→ **What is expected**
Please reproduce the full set of data below exactly.

→ **Extracted data**

■ ■ ■ ■

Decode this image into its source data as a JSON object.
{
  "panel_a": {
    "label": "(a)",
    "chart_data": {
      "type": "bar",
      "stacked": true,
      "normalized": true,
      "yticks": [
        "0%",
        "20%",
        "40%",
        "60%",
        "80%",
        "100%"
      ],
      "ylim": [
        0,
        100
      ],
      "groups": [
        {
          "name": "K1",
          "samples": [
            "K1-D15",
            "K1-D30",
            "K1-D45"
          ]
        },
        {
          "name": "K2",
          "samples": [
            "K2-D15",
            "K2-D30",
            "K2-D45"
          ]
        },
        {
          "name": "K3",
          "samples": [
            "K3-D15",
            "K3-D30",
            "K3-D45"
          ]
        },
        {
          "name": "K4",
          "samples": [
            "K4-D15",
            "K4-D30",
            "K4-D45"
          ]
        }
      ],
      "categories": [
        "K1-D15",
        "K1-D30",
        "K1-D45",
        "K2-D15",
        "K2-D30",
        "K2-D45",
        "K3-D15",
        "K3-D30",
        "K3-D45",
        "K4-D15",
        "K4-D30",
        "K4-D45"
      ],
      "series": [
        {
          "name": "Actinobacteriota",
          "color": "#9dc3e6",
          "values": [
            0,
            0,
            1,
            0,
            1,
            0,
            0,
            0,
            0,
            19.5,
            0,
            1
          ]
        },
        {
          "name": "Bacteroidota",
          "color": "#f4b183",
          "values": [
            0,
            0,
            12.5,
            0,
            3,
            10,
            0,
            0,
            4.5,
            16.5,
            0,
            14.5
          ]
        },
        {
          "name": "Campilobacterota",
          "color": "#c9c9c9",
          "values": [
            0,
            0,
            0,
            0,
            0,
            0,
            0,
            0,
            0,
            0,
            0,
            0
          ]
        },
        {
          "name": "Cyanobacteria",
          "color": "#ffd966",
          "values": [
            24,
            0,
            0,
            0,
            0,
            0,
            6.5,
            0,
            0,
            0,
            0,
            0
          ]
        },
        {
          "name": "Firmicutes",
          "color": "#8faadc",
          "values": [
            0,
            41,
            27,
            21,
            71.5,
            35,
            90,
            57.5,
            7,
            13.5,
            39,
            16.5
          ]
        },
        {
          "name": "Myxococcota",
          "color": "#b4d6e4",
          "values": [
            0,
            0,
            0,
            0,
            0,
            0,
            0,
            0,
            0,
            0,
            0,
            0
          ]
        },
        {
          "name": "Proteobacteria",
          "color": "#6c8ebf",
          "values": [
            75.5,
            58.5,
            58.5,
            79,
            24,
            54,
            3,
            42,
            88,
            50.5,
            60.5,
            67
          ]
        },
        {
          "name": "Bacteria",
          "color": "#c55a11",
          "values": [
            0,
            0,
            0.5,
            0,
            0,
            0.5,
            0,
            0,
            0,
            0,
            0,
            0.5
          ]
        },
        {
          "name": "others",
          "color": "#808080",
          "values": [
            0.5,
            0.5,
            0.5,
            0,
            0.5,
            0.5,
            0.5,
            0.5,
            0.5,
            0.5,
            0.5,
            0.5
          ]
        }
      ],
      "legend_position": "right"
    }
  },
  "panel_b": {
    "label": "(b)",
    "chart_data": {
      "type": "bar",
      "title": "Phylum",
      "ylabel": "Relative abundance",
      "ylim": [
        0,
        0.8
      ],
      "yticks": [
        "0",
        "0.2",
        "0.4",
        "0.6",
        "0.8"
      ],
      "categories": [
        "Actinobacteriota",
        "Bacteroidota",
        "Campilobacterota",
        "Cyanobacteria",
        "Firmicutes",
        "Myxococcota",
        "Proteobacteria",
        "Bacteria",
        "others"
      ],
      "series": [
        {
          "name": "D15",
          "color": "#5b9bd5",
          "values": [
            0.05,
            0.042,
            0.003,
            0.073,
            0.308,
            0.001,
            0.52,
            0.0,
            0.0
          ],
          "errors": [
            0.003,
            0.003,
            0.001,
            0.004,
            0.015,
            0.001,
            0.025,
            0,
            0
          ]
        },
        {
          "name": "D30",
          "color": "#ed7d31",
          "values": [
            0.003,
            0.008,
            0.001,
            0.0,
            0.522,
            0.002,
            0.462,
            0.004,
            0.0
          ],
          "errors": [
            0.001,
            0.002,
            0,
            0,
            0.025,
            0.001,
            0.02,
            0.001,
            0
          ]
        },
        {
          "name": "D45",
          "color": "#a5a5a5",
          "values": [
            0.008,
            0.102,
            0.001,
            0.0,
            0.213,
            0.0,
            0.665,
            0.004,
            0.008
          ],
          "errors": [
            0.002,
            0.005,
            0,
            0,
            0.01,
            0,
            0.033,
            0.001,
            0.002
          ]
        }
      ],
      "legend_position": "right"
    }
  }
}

■ ■ ■ ■

→ **Exercise response**
Decode this image into its source data as a JSON object.
{
  "panel_a": {
    "label": "(a)",
    "chart_data": {
      "type": "bar",
      "stacked": true,
      "normalized": true,
      "yticks": [
        "0%",
        "20%",
        "40%",
        "60%",
        "80%",
        "100%"
      ],
      "ylim": [
        0,
        100
      ],
      "groups": [
        {
          "name": "K1",
          "samples": [
            "K1-D15",
            "K1-D30",
            "K1-D45"
          ]
        },
        {
          "name": "K2",
          "samples": [
            "K2-D15",
            "K2-D30",
            "K2-D45"
          ]
        },
        {
          "name": "K3",
          "samples": [
            "K3-D15",
            "K3-D30",
            "K3-D45"
          ]
        },
        {
          "name": "K4",
          "samples": [
            "K4-D15",
            "K4-D30",
            "K4-D45"
          ]
        }
      ],
      "categories": [
        "K1-D15",
        "K1-D30",
        "K1-D45",
        "K2-D15",
        "K2-D30",
        "K2-D45",
        "K3-D15",
        "K3-D30",
        "K3-D45",
        "K4-D15",
        "K4-D30",
        "K4-D45"
      ],
      "series": [
        {
          "name": "Actinobacteriota",
          "color": "#9dc3e6",
          "values": [
            0,
            0,
            1,
            0,
            1,
            0,
            0,
            0,
            0,
            19.5,
            0,
            1
          ]
        },
        {
          "name": "Bacteroidota",
          "color": "#f4b183",
          "values": [
            0,
            0,
            12.5,
            0,
            3,
            10,
            0,
            0,
            4.5,
            16.5,
            0,
            14.5
          ]
        },
        {
          "name": "Campilobacterota",
          "color": "#c9c9c9",
          "values": [
            0,
            0,
            0,
            0,
            0,
            0,
            0,
            0,
            0,
            0,
            0,
            0
          ]
        },
        {
          "name": "Cyanobacteria",
          "color": "#ffd966",
          "values": [
            24,
            0,
            0,
            0,
            0,
            0,
            6.5,
            0,
            0,
            0,
            0,
            0
          ]
        },
        {
          "name": "Firmicutes",
          "color": "#8faadc",
          "values": [
            0,
            41,
            27,
            21,
            71.5,
            35,
            90,
            57.5,
            7,
            13.5,
            39,
            16.5
          ]
        },
        {
          "name": "Myxococcota",
          "color": "#b4d6e4",
          "values": [
            0,
            0,
            0,
            0,
            0,
            0,
            0,
            0,
            0,
            0,
            0,
            0
          ]
        },
        {
          "name": "Proteobacteria",
          "color": "#6c8ebf",
          "values": [
            75.5,
            58.5,
            58.5,
            79,
            24,
            54,
            3,
            42,
            88,
            50.5,
            60.5,
            67
          ]
        },
        {
          "name": "Bacteria",
          "color": "#c55a11",
          "values": [
            0,
            0,
            0.5,
            0,
            0,
            0.5,
            0,
            0,
            0,
            0,
            0,
            0.5
          ]
        },
        {
          "name": "others",
          "color": "#808080",
          "values": [
            0.5,
            0.5,
            0.5,
            0,
            0.5,
            0.5,
            0.5,
            0.5,
            0.5,
            0.5,
            0.5,
            0.5
          ]
        }
      ],
      "legend_position": "right"
    }
  },
  "panel_b": {
    "label": "(b)",
    "chart_data": {
      "type": "bar",
      "title": "Phylum",
      "ylabel": "Relative abundance",
      "ylim": [
        0,
        0.8
      ],
      "yticks": [
        "0",
        "0.2",
        "0.4",
        "0.6",
        "0.8"
      ],
      "categories": [
        "Actinobacteriota",
        "Bacteroidota",
        "Campilobacterota",
        "Cyanobacteria",
        "Firmicutes",
        "Myxococcota",
        "Proteobacteria",
        "Bacteria",
        "others"
      ],
      "series": [
        {
          "name": "D15",
          "color": "#5b9bd5",
          "values": [
            0.05,
            0.042,
            0.003,
            0.073,
            0.308,
            0.001,
            0.52,
            0.0,
            0.0
          ],
          "errors": [
            0.003,
            0.003,
            0.001,
            0.004,
            0.015,
            0.001,
            0.025,
            0,
            0
          ]
        },
        {
          "name": "D30",
          "color": "#ed7d31",
          "values": [
            0.003,
            0.008,
            0.001,
            0.0,
            0.522,
            0.002,
            0.462,
            0.004,
            0.0
          ],
          "errors": [
            0.001,
            0.002,
            0,
            0,
            0.025,
            0.001,
            0.02,
            0.001,
            0
          ]
        },
        {
          "name": "D45",
          "color": "#a5a5a5",
          "values": [
            0.008,
            0.102,
            0.001,
            0.0,
            0.213,
            0.0,
            0.665,
            0.004,
            0.008
          ],
          "errors": [
            0.002,
            0.005,
            0,
            0,
            0.01,
            0,
            0.033,
            0.001,
            0.002
          ]
        }
      ],
      "legend_position": "right"
    }
  }
}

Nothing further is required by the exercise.